**What is required**
Across the listing below, how many lines hold "Times"? Reply with the number by itself.
* begin Exercise materials *
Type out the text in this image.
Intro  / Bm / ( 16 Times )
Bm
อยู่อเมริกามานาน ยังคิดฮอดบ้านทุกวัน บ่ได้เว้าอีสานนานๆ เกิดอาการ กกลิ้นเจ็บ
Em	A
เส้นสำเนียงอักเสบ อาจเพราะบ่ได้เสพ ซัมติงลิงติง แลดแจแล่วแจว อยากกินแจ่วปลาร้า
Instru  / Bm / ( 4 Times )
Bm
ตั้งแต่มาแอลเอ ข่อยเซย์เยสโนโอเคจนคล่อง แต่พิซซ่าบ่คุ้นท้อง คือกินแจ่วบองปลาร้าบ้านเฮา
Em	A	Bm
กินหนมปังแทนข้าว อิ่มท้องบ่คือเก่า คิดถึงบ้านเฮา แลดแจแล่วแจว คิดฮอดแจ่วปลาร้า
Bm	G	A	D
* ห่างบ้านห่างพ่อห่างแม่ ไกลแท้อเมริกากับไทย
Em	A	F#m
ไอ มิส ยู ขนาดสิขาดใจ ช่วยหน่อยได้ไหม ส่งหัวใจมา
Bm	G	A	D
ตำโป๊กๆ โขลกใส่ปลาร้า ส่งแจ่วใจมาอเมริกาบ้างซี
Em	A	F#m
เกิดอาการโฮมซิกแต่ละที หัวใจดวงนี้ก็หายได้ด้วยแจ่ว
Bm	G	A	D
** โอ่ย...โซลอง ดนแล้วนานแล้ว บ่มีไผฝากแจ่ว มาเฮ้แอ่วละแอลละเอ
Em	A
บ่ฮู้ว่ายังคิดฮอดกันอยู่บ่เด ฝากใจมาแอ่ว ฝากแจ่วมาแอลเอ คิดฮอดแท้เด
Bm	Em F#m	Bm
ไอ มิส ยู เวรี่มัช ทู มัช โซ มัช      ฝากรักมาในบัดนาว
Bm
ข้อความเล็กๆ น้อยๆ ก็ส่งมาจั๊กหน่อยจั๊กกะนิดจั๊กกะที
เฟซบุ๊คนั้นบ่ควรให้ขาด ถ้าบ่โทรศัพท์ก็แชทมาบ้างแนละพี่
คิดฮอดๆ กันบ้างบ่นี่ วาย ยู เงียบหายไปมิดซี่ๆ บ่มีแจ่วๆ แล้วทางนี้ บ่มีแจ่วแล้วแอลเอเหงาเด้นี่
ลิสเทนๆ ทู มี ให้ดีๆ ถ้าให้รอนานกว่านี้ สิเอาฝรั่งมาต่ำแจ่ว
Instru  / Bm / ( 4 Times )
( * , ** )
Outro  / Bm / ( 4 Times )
* end Exercise materials *
**Complete output**
4